> **STATED PROBLEM**
Write out all entries word for word.
━━━━━ RECORDED DATA ━━━━━
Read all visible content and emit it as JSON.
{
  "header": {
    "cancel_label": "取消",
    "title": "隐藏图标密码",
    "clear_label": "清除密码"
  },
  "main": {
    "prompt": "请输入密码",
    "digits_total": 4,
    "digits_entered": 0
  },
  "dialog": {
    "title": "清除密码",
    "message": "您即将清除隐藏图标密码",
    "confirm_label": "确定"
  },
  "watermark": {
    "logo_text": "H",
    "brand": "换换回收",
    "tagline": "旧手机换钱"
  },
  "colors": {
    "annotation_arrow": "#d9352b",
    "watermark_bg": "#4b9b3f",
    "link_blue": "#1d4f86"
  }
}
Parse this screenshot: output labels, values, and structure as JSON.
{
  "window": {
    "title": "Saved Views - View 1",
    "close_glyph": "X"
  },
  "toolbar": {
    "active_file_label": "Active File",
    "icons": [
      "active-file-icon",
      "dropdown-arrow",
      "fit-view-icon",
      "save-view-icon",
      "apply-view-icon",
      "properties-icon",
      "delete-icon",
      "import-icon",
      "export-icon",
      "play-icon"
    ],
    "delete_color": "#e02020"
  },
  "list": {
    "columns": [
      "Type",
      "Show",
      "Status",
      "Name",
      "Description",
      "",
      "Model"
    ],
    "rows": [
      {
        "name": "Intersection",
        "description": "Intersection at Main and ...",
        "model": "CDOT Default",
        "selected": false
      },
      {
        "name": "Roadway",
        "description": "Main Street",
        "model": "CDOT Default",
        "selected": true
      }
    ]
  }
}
━━━━━
> **REPLY TO THE TASK**
Read all visible content and emit it as JSON.
{
  "header": {
    "cancel_label": "取消",
    "title": "隐藏图标密码",
    "clear_label": "清除密码"
  },
  "main": {
    "prompt": "请输入密码",
    "digits_total": 4,
    "digits_entered": 0
  },
  "dialog": {
    "title": "清除密码",
    "message": "您即将清除隐藏图标密码",
    "confirm_label": "确定"
  },
  "watermark": {
    "logo_text": "H",
    "brand": "换换回收",
    "tagline": "旧手机换钱"
  },
  "colors": {
    "annotation_arrow": "#d9352b",
    "watermark_bg": "#4b9b3f",
    "link_blue": "#1d4f86"
  }
}
Parse this screenshot: output labels, values, and structure as JSON.
{
  "window": {
    "title": "Saved Views - View 1",
    "close_glyph": "X"
  },
  "toolbar": {
    "active_file_label": "Active File",
    "icons": [
      "active-file-icon",
      "dropdown-arrow",
      "fit-view-icon",
      "save-view-icon",
      "apply-view-icon",
      "properties-icon",
      "delete-icon",
      "import-icon",
      "export-icon",
      "play-icon"
    ],
    "delete_color": "#e02020"
  },
  "list": {
    "columns": [
      "Type",
      "Show",
      "Status",
      "Name",
      "Description",
      "",
      "Model"
    ],
    "rows": [
      {
        "name": "Intersection",
        "description": "Intersection at Main and ...",
        "model": "CDOT Default",
        "selected": false
      },
      {
        "name": "Roadway",
        "description": "Main Street",
        "model": "CDOT Default",
        "selected": true
      }
    ]
  }
}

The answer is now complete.